╭─ INPUT ROWS

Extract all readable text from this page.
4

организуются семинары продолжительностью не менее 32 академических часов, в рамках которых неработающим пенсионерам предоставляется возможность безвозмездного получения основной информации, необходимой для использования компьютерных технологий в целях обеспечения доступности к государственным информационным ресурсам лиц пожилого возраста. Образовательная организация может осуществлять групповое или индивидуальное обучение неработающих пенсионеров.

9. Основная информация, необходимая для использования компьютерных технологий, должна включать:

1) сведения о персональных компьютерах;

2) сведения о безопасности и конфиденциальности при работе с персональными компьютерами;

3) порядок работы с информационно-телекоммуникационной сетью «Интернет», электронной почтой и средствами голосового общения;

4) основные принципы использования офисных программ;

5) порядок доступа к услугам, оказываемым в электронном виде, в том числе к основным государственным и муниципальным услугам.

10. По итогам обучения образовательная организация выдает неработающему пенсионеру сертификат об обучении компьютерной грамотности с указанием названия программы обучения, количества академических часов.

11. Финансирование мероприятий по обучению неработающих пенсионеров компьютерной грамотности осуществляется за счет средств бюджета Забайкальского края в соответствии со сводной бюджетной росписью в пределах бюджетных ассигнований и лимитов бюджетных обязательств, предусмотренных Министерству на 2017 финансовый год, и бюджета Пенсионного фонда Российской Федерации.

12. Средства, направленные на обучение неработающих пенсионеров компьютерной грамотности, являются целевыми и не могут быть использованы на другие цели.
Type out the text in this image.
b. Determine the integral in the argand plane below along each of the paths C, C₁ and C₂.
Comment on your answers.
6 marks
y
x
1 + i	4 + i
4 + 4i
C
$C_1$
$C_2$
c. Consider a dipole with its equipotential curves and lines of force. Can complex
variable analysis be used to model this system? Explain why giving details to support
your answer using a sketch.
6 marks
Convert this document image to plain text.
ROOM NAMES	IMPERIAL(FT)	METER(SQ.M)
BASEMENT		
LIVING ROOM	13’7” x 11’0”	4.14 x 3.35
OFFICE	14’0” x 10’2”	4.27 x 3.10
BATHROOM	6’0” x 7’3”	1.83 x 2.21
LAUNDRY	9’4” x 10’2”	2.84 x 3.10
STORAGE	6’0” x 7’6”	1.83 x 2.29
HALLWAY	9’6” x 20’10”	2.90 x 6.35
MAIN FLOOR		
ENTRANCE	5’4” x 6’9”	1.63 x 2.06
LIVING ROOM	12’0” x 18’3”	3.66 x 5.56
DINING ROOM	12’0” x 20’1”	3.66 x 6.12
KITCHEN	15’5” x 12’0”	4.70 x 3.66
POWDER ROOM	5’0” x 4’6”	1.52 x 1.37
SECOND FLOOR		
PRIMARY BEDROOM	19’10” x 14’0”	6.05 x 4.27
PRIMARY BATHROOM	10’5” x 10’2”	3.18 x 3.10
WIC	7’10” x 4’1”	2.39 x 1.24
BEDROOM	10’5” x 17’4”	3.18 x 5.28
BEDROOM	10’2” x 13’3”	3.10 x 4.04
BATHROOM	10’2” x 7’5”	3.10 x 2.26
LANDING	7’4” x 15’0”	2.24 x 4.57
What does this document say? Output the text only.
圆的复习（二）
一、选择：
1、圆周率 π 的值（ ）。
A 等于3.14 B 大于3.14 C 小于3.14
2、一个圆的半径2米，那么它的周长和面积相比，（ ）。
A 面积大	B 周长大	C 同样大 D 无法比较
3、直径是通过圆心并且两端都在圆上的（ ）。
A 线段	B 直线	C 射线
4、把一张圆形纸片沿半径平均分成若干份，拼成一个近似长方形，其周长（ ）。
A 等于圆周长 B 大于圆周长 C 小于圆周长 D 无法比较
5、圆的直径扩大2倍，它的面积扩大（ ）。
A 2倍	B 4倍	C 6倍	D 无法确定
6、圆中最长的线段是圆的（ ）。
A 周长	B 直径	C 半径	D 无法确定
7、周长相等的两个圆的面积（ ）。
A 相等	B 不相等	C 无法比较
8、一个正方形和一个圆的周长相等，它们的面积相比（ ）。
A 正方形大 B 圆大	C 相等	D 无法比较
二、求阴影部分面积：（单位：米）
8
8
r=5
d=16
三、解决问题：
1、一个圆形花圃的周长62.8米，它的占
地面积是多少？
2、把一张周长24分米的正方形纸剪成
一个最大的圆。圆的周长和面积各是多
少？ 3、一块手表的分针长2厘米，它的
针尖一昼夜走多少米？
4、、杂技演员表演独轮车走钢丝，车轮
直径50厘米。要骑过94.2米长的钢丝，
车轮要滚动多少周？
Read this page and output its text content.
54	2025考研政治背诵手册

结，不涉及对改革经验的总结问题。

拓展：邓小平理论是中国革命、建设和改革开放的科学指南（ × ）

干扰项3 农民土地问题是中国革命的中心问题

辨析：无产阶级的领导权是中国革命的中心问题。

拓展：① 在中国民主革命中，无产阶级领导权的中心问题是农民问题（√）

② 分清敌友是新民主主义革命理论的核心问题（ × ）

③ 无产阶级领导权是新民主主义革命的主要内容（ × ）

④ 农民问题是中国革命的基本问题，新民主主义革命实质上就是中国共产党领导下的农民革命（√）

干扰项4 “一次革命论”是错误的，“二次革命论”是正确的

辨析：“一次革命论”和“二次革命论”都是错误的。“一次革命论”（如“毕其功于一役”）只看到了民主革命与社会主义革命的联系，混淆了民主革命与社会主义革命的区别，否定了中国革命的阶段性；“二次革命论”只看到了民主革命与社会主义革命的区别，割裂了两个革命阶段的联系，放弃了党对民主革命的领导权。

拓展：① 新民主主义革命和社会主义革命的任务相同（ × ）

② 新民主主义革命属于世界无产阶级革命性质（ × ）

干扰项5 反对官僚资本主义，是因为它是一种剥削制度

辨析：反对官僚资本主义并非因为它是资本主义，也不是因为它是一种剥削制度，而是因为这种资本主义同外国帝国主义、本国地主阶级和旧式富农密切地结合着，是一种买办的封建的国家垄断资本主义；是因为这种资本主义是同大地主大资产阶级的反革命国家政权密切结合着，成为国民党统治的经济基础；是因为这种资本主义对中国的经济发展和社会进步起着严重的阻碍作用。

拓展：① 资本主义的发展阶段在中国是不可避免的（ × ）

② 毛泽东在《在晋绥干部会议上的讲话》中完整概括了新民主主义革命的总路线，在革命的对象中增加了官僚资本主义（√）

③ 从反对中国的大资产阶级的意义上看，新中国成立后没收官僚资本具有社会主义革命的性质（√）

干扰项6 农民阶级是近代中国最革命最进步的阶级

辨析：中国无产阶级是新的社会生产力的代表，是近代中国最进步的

╰─

■ **WRITTEN TASK**: Extract the data exactly as given.

■ **RESULT BELOW**:
Extract all readable text from this page.
4

организуются семинары продолжительностью не менее 32 академических часов, в рамках которых неработающим пенсионерам предоставляется возможность безвозмездного получения основной информации, необходимой для использования компьютерных технологий в целях обеспечения доступности к государственным информационным ресурсам лиц пожилого возраста. Образовательная организация может осуществлять групповое или индивидуальное обучение неработающих пенсионеров.

9. Основная информация, необходимая для использования компьютерных технологий, должна включать:

1) сведения о персональных компьютерах;

2) сведения о безопасности и конфиденциальности при работе с персональными компьютерами;

3) порядок работы с информационно-телекоммуникационной сетью «Интернет», электронной почтой и средствами голосового общения;

4) основные принципы использования офисных программ;

5) порядок доступа к услугам, оказываемым в электронном виде, в том числе к основным государственным и муниципальным услугам.

10. По итогам обучения образовательная организация выдает неработающему пенсионеру сертификат об обучении компьютерной грамотности с указанием названия программы обучения, количества академических часов.

11. Финансирование мероприятий по обучению неработающих пенсионеров компьютерной грамотности осуществляется за счет средств бюджета Забайкальского края в соответствии со сводной бюджетной росписью в пределах бюджетных ассигнований и лимитов бюджетных обязательств, предусмотренных Министерству на 2017 финансовый год, и бюджета Пенсионного фонда Российской Федерации.

12. Средства, направленные на обучение неработающих пенсионеров компьютерной грамотности, являются целевыми и не могут быть использованы на другие цели.
Type out the text in this image.
b. Determine the integral in the argand plane below along each of the paths C, C₁ and C₂.
Comment on your answers.
6 marks
y
x
1 + i	4 + i
4 + 4i
C
$C_1$
$C_2$
c. Consider a dipole with its equipotential curves and lines of force. Can complex
variable analysis be used to model this system? Explain why giving details to support
your answer using a sketch.
6 marks
Convert this document image to plain text.
ROOM NAMES	IMPERIAL(FT)	METER(SQ.M)
BASEMENT		
LIVING ROOM	13’7” x 11’0”	4.14 x 3.35
OFFICE	14’0” x 10’2”	4.27 x 3.10
BATHROOM	6’0” x 7’3”	1.83 x 2.21
LAUNDRY	9’4” x 10’2”	2.84 x 3.10
STORAGE	6’0” x 7’6”	1.83 x 2.29
HALLWAY	9’6” x 20’10”	2.90 x 6.35
MAIN FLOOR		
ENTRANCE	5’4” x 6’9”	1.63 x 2.06
LIVING ROOM	12’0” x 18’3”	3.66 x 5.56
DINING ROOM	12’0” x 20’1”	3.66 x 6.12
KITCHEN	15’5” x 12’0”	4.70 x 3.66
POWDER ROOM	5’0” x 4’6”	1.52 x 1.37
SECOND FLOOR		
PRIMARY BEDROOM	19’10” x 14’0”	6.05 x 4.27
PRIMARY BATHROOM	10’5” x 10’2”	3.18 x 3.10
WIC	7’10” x 4’1”	2.39 x 1.24
BEDROOM	10’5” x 17’4”	3.18 x 5.28
BEDROOM	10’2” x 13’3”	3.10 x 4.04
BATHROOM	10’2” x 7’5”	3.10 x 2.26
LANDING	7’4” x 15’0”	2.24 x 4.57
What does this document say? Output the text only.
圆的复习（二）
一、选择：
1、圆周率 π 的值（ ）。
A 等于3.14 B 大于3.14 C 小于3.14
2、一个圆的半径2米，那么它的周长和面积相比，（ ）。
A 面积大	B 周长大	C 同样大 D 无法比较
3、直径是通过圆心并且两端都在圆上的（ ）。
A 线段	B 直线	C 射线
4、把一张圆形纸片沿半径平均分成若干份，拼成一个近似长方形，其周长（ ）。
A 等于圆周长 B 大于圆周长 C 小于圆周长 D 无法比较
5、圆的直径扩大2倍，它的面积扩大（ ）。
A 2倍	B 4倍	C 6倍	D 无法确定
6、圆中最长的线段是圆的（ ）。
A 周长	B 直径	C 半径	D 无法确定
7、周长相等的两个圆的面积（ ）。
A 相等	B 不相等	C 无法比较
8、一个正方形和一个圆的周长相等，它们的面积相比（ ）。
A 正方形大 B 圆大	C 相等	D 无法比较
二、求阴影部分面积：（单位：米）
8
8
r=5
d=16
三、解决问题：
1、一个圆形花圃的周长62.8米，它的占
地面积是多少？
2、把一张周长24分米的正方形纸剪成
一个最大的圆。圆的周长和面积各是多
少？ 3、一块手表的分针长2厘米，它的
针尖一昼夜走多少米？
4、、杂技演员表演独轮车走钢丝，车轮
直径50厘米。要骑过94.2米长的钢丝，
车轮要滚动多少周？
Read this page and output its text content.
54	2025考研政治背诵手册

结，不涉及对改革经验的总结问题。

拓展：邓小平理论是中国革命、建设和改革开放的科学指南（ × ）

干扰项3 农民土地问题是中国革命的中心问题

辨析：无产阶级的领导权是中国革命的中心问题。

拓展：① 在中国民主革命中，无产阶级领导权的中心问题是农民问题（√）

② 分清敌友是新民主主义革命理论的核心问题（ × ）

③ 无产阶级领导权是新民主主义革命的主要内容（ × ）

④ 农民问题是中国革命的基本问题，新民主主义革命实质上就是中国共产党领导下的农民革命（√）

干扰项4 “一次革命论”是错误的，“二次革命论”是正确的

辨析：“一次革命论”和“二次革命论”都是错误的。“一次革命论”（如“毕其功于一役”）只看到了民主革命与社会主义革命的联系，混淆了民主革命与社会主义革命的区别，否定了中国革命的阶段性；“二次革命论”只看到了民主革命与社会主义革命的区别，割裂了两个革命阶段的联系，放弃了党对民主革命的领导权。

拓展：① 新民主主义革命和社会主义革命的任务相同（ × ）

② 新民主主义革命属于世界无产阶级革命性质（ × ）

干扰项5 反对官僚资本主义，是因为它是一种剥削制度

辨析：反对官僚资本主义并非因为它是资本主义，也不是因为它是一种剥削制度，而是因为这种资本主义同外国帝国主义、本国地主阶级和旧式富农密切地结合着，是一种买办的封建的国家垄断资本主义；是因为这种资本主义是同大地主大资产阶级的反革命国家政权密切结合着，成为国民党统治的经济基础；是因为这种资本主义对中国的经济发展和社会进步起着严重的阻碍作用。

拓展：① 资本主义的发展阶段在中国是不可避免的（ × ）

② 毛泽东在《在晋绥干部会议上的讲话》中完整概括了新民主主义革命的总路线，在革命的对象中增加了官僚资本主义（√）

③ 从反对中国的大资产阶级的意义上看，新中国成立后没收官僚资本具有社会主义革命的性质（√）

干扰项6 农民阶级是近代中国最革命最进步的阶级

辨析：中国无产阶级是新的社会生产力的代表，是近代中国最进步的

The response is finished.